_TASK BRIEF_
Go through the listing and pick out each line with the word "label" in it.

_DATA RECORDS_
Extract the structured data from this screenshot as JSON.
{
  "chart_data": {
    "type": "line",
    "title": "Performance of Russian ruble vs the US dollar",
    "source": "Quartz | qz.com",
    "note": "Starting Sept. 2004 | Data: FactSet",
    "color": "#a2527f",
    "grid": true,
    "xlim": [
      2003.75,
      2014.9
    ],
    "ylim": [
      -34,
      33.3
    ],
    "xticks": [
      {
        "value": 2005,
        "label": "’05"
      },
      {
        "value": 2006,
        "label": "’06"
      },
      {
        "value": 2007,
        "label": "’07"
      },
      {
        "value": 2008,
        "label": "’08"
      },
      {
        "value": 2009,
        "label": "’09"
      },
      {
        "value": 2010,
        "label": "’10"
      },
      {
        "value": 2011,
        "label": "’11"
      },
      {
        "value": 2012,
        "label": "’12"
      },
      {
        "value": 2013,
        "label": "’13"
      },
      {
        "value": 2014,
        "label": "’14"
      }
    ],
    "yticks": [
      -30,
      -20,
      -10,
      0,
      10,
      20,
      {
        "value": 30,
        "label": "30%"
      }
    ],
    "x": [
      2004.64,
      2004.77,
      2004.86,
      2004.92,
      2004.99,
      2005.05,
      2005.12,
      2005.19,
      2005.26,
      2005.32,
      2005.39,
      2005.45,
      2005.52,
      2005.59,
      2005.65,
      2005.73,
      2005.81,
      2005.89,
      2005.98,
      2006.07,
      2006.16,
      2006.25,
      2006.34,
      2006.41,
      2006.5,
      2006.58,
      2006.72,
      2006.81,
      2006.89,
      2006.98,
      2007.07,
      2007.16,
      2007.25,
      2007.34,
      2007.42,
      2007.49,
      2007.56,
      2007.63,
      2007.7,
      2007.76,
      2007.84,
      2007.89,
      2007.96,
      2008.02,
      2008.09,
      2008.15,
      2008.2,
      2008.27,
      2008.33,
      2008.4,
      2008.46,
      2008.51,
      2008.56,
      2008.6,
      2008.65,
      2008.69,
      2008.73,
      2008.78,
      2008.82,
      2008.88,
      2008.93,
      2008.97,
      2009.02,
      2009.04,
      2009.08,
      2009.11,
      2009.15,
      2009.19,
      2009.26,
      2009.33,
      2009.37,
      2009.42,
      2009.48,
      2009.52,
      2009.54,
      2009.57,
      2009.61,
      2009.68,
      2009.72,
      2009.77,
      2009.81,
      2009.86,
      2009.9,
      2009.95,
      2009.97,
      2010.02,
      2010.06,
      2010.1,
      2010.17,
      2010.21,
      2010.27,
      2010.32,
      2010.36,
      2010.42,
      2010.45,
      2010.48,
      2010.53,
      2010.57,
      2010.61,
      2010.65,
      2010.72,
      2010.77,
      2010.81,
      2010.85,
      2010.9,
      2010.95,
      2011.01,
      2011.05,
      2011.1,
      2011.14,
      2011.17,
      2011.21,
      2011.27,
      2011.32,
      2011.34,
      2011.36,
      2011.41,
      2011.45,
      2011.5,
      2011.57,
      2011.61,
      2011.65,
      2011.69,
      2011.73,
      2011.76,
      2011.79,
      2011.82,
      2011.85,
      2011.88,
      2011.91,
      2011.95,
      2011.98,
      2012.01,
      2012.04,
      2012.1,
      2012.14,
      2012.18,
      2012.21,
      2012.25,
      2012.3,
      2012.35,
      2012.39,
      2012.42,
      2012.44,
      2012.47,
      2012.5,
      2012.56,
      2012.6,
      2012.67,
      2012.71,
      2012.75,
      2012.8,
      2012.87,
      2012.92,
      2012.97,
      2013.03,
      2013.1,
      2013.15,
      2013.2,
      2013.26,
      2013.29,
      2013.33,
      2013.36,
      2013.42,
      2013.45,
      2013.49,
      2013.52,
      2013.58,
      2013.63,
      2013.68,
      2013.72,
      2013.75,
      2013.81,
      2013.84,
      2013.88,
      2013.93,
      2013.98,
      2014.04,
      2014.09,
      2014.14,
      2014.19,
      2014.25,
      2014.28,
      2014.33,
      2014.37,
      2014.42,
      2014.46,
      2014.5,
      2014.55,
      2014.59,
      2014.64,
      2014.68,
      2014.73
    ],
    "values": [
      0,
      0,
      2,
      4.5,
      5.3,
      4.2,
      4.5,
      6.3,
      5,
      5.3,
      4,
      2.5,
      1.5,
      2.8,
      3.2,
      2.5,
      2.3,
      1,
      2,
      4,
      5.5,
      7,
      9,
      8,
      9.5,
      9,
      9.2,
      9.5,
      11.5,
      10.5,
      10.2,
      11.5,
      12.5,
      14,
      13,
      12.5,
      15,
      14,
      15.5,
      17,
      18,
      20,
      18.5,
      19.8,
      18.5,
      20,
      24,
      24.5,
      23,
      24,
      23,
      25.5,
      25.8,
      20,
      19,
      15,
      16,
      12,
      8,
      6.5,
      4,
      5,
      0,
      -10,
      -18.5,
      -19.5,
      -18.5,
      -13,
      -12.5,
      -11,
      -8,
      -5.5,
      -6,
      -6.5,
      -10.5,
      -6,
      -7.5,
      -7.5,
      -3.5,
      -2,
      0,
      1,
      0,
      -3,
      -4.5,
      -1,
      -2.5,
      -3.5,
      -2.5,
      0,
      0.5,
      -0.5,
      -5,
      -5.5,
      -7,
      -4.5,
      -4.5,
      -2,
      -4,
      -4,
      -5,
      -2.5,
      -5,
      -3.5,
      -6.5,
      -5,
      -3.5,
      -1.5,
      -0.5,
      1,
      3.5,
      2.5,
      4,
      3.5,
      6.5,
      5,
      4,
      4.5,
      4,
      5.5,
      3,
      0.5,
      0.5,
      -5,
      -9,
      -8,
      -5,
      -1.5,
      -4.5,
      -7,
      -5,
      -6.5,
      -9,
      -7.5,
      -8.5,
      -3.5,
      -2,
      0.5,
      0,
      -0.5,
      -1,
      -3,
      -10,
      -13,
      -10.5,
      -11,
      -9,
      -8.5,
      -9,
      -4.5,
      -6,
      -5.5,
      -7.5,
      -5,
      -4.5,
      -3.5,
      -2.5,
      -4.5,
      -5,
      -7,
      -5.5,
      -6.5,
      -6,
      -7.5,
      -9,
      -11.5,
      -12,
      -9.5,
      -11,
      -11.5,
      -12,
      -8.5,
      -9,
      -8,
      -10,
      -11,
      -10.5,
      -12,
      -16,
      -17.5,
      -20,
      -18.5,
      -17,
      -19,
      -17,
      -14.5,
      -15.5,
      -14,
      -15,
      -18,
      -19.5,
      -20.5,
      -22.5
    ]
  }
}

_TASK RESPONSE_
        "label": "’05"
        "label": "’06"
        "label": "’07"
        "label": "’08"
        "label": "’09"
        "label": "’10"
        "label": "’11"
        "label": "’12"
        "label": "’13"
        "label": "’14"
        "label": "30%"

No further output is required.